Items from a figure collection:
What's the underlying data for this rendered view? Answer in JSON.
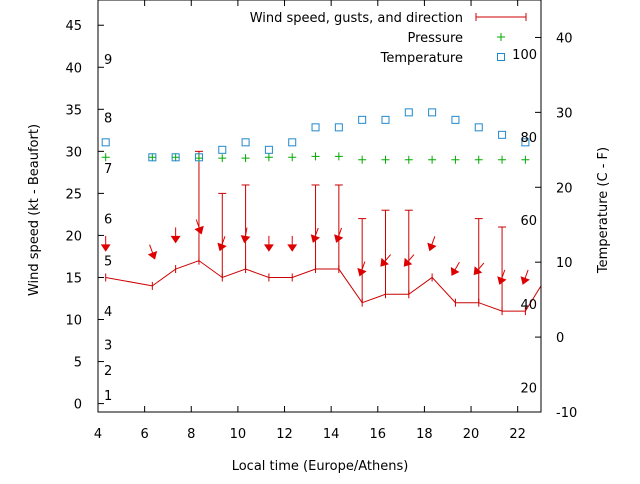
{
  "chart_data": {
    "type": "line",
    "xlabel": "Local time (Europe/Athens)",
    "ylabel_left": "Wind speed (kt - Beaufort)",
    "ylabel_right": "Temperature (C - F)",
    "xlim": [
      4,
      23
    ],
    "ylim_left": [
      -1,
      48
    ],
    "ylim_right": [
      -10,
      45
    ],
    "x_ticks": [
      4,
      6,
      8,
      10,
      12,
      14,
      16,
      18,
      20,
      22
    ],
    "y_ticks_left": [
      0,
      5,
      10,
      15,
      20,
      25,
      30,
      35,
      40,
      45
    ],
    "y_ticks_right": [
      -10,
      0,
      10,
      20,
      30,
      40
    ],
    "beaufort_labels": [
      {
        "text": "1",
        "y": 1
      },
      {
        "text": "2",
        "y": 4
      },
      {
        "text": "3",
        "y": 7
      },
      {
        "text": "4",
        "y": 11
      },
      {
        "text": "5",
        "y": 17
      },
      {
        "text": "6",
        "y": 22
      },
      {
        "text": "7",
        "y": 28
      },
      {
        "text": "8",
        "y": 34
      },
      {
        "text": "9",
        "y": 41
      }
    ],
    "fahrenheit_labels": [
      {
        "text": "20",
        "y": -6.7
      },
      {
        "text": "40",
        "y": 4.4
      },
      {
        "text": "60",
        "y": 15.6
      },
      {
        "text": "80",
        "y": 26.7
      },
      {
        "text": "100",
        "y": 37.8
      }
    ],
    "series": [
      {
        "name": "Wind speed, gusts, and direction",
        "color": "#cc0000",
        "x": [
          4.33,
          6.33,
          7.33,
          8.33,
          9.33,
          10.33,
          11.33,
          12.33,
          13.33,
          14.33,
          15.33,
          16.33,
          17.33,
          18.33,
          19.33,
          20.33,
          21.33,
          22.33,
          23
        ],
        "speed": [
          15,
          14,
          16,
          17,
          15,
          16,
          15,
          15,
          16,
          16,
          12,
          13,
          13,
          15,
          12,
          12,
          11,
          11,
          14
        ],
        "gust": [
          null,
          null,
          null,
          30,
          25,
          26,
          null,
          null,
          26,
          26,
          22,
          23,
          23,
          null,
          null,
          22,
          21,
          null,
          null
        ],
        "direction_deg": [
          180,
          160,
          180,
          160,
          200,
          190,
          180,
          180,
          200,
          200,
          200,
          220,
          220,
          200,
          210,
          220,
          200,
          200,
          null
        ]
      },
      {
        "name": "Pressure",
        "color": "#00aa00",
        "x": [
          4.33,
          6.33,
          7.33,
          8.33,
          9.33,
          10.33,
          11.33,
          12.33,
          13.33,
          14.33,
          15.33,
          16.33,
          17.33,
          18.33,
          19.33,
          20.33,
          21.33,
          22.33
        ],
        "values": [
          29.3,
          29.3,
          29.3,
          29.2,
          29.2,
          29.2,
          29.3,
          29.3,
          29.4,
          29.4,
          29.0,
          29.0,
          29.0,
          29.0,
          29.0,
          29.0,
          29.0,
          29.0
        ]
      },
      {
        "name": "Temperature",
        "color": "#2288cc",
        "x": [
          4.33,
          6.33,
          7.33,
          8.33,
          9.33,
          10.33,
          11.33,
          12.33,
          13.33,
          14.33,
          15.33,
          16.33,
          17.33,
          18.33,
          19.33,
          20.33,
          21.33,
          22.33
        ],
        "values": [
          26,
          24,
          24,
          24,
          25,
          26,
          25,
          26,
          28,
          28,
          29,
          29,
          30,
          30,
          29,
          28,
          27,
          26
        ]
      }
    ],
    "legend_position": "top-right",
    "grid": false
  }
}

...

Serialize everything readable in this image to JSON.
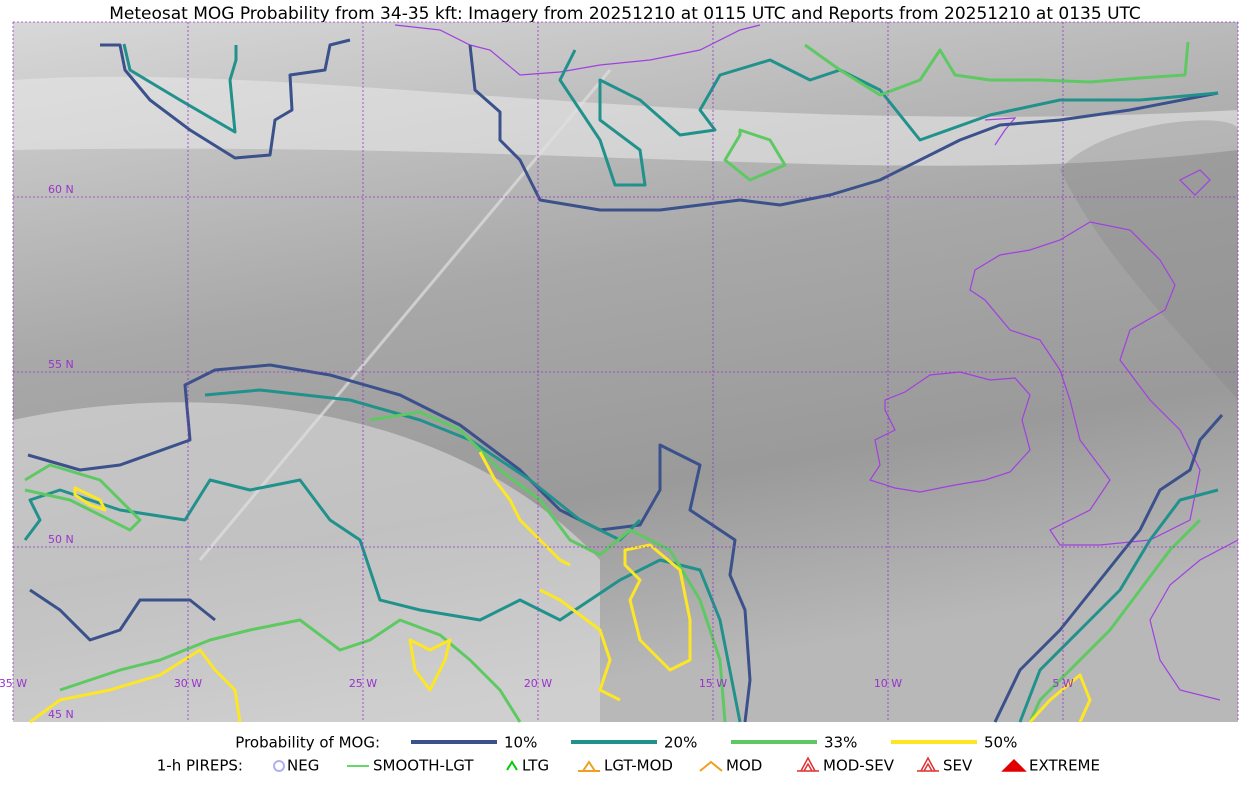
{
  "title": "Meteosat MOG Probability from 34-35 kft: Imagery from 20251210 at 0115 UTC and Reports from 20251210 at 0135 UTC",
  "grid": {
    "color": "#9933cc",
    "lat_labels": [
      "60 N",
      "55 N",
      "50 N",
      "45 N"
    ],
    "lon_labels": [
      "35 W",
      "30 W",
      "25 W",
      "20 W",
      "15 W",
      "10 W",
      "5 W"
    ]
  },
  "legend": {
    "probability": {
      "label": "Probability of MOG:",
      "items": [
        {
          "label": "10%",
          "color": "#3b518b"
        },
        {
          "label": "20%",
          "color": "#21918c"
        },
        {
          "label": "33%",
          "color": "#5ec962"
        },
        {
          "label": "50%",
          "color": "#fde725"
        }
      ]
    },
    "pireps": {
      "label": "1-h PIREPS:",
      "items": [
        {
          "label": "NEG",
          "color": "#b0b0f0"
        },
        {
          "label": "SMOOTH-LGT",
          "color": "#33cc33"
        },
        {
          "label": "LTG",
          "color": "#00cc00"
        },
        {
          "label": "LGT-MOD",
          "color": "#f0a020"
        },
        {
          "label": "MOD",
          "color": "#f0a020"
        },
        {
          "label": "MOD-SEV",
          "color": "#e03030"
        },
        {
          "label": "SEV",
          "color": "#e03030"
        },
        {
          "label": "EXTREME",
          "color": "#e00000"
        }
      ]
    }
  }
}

--

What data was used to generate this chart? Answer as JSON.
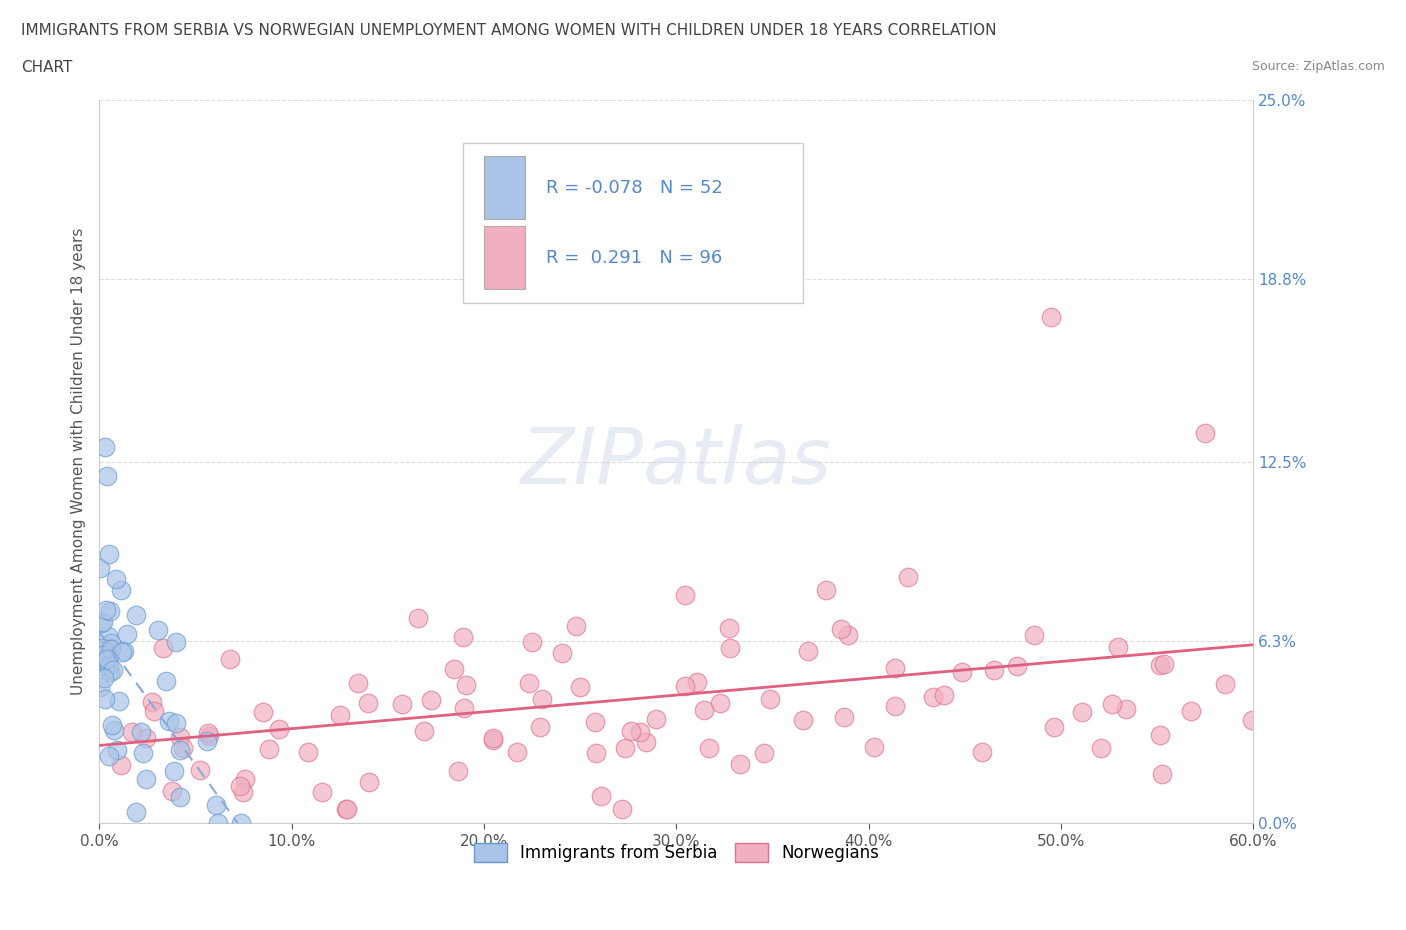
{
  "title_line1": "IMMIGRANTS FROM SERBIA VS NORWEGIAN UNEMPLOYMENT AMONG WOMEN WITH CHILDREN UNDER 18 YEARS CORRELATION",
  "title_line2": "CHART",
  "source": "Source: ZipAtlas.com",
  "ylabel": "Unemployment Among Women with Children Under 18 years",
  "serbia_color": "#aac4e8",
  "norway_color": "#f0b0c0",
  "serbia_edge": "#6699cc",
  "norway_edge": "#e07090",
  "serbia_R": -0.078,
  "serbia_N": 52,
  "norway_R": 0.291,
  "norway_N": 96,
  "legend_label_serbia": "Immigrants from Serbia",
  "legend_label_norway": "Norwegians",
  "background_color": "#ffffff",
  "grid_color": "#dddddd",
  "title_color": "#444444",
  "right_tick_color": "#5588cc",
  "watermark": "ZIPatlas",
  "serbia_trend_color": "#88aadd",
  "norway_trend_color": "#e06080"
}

_SET TASK_
Find the word "Temperature" in the data and show each line that holds it.

_ANSWER TO THIS EXERCISE_
    "ylabel_right": "Temperature (C - F)",
        "name": "Temperature",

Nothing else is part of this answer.